Your task:
List all the lines in these records that hold "рядов".

▬▬▬▬▬▬▬▬▬▬

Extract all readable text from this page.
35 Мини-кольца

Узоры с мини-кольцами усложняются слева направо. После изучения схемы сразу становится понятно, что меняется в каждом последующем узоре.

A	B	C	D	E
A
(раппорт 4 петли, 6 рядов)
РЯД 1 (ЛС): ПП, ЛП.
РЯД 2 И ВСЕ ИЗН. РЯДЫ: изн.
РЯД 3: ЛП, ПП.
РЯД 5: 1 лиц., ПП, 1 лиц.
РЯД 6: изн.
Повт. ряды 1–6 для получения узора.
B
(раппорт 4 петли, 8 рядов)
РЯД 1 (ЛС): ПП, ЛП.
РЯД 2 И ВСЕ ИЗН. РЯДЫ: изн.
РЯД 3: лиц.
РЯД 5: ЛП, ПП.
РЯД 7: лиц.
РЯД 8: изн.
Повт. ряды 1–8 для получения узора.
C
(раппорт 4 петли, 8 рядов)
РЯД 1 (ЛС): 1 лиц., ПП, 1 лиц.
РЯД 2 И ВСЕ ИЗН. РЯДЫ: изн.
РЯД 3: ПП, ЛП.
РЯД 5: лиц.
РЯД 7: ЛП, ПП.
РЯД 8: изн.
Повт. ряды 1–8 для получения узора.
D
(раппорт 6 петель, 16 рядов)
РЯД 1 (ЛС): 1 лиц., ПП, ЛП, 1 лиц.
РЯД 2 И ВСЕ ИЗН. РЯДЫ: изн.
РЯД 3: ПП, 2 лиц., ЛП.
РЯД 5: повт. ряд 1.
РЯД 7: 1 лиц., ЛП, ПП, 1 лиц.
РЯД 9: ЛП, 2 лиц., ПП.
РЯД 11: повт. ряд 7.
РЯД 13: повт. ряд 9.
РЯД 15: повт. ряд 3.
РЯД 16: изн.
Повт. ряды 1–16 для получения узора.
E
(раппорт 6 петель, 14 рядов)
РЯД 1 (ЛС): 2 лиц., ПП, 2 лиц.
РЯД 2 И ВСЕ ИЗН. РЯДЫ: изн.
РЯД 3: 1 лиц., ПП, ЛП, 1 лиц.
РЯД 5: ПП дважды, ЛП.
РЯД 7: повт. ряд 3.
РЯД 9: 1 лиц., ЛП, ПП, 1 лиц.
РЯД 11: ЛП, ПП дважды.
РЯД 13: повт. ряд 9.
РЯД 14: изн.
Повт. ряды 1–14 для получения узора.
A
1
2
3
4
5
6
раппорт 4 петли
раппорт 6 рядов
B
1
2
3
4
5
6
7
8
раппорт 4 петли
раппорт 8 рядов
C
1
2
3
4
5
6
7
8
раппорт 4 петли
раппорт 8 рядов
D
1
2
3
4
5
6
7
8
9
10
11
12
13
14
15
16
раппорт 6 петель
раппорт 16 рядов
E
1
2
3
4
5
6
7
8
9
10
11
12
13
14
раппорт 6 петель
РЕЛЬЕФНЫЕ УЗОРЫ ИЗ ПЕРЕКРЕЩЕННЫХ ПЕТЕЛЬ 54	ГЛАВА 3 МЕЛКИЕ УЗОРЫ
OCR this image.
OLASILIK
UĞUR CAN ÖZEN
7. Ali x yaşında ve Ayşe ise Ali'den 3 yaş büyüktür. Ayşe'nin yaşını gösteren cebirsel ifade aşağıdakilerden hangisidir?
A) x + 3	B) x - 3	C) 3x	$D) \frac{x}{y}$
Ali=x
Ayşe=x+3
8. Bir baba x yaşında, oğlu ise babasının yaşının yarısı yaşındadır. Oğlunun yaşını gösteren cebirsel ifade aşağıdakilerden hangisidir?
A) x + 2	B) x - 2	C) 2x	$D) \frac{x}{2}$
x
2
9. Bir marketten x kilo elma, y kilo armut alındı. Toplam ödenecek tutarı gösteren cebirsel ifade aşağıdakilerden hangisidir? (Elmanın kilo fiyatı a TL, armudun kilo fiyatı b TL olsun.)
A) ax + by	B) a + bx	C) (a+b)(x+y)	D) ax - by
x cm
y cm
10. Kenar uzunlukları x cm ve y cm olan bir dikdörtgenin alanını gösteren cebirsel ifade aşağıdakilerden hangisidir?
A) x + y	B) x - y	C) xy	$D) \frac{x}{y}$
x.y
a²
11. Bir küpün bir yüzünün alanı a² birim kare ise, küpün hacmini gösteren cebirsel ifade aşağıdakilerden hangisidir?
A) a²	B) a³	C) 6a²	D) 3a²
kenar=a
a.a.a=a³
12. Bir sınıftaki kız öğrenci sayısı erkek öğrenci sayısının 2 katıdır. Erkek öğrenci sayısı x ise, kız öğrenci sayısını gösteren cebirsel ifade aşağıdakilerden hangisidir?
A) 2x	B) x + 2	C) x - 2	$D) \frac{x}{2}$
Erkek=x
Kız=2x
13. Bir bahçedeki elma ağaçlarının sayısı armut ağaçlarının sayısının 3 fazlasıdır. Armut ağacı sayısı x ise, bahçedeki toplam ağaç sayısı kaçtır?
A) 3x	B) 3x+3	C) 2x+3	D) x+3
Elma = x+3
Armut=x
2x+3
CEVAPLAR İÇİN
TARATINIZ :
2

▬▬▬▬▬▬▬▬▬▬

Exercise solution:
(раппорт 4 петли, 6 рядов)
(раппорт 4 петли, 8 рядов)
(раппорт 4 петли, 8 рядов)
(раппорт 6 петель, 16 рядов)
(раппорт 6 петель, 14 рядов)
раппорт 6 рядов
раппорт 8 рядов
раппорт 8 рядов
раппорт 16 рядов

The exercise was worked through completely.